[Records from a data source]
%%

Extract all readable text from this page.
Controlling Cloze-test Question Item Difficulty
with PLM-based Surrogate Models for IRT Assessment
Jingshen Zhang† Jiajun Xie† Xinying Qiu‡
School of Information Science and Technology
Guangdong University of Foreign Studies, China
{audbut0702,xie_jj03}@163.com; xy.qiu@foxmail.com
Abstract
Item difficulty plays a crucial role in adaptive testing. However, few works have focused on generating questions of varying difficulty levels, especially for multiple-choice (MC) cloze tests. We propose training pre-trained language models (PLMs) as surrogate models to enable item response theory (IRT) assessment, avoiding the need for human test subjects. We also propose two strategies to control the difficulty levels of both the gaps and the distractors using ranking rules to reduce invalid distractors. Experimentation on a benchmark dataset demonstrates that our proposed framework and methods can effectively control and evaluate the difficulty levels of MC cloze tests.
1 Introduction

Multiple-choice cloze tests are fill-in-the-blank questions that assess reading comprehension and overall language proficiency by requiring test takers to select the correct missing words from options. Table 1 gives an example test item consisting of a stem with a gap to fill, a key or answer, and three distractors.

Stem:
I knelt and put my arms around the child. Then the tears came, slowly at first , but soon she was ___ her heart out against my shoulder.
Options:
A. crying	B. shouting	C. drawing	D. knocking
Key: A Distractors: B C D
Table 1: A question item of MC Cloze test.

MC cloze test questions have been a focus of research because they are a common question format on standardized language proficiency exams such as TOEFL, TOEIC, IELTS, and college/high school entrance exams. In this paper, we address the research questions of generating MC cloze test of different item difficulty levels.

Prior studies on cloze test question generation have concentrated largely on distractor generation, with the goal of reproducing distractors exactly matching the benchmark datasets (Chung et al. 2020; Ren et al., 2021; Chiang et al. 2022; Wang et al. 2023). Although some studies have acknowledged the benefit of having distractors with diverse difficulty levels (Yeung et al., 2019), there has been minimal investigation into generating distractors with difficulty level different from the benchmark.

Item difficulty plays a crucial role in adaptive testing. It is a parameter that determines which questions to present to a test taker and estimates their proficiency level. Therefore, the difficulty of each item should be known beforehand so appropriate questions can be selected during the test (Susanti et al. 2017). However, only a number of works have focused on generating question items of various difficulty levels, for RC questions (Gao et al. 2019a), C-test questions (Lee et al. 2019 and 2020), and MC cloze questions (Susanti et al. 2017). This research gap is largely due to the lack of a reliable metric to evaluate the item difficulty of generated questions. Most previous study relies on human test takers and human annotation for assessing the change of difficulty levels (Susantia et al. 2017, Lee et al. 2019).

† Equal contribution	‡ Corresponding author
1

%%

The entries above must be returned exactly.

Extract all readable text from this page.
Controlling Cloze-test Question Item Difficulty
with PLM-based Surrogate Models for IRT Assessment
Jingshen Zhang† Jiajun Xie† Xinying Qiu‡
School of Information Science and Technology
Guangdong University of Foreign Studies, China
{audbut0702,xie_jj03}@163.com; xy.qiu@foxmail.com
Abstract
Item difficulty plays a crucial role in adaptive testing. However, few works have focused on generating questions of varying difficulty levels, especially for multiple-choice (MC) cloze tests. We propose training pre-trained language models (PLMs) as surrogate models to enable item response theory (IRT) assessment, avoiding the need for human test subjects. We also propose two strategies to control the difficulty levels of both the gaps and the distractors using ranking rules to reduce invalid distractors. Experimentation on a benchmark dataset demonstrates that our proposed framework and methods can effectively control and evaluate the difficulty levels of MC cloze tests.
1 Introduction

Multiple-choice cloze tests are fill-in-the-blank questions that assess reading comprehension and overall language proficiency by requiring test takers to select the correct missing words from options. Table 1 gives an example test item consisting of a stem with a gap to fill, a key or answer, and three distractors.

Stem:
I knelt and put my arms around the child. Then the tears came, slowly at first , but soon she was ___ her heart out against my shoulder.
Options:
A. crying	B. shouting	C. drawing	D. knocking
Key: A Distractors: B C D
Table 1: A question item of MC Cloze test.

MC cloze test questions have been a focus of research because they are a common question format on standardized language proficiency exams such as TOEFL, TOEIC, IELTS, and college/high school entrance exams. In this paper, we address the research questions of generating MC cloze test of different item difficulty levels.

Prior studies on cloze test question generation have concentrated largely on distractor generation, with the goal of reproducing distractors exactly matching the benchmark datasets (Chung et al. 2020; Ren et al., 2021; Chiang et al. 2022; Wang et al. 2023). Although some studies have acknowledged the benefit of having distractors with diverse difficulty levels (Yeung et al., 2019), there has been minimal investigation into generating distractors with difficulty level different from the benchmark.

Item difficulty plays a crucial role in adaptive testing. It is a parameter that determines which questions to present to a test taker and estimates their proficiency level. Therefore, the difficulty of each item should be known beforehand so appropriate questions can be selected during the test (Susanti et al. 2017). However, only a number of works have focused on generating question items of various difficulty levels, for RC questions (Gao et al. 2019a), C-test questions (Lee et al. 2019 and 2020), and MC cloze questions (Susanti et al. 2017). This research gap is largely due to the lack of a reliable metric to evaluate the item difficulty of generated questions. Most previous study relies on human test takers and human annotation for assessing the change of difficulty levels (Susantia et al. 2017, Lee et al. 2019).

† Equal contribution	‡ Corresponding author
1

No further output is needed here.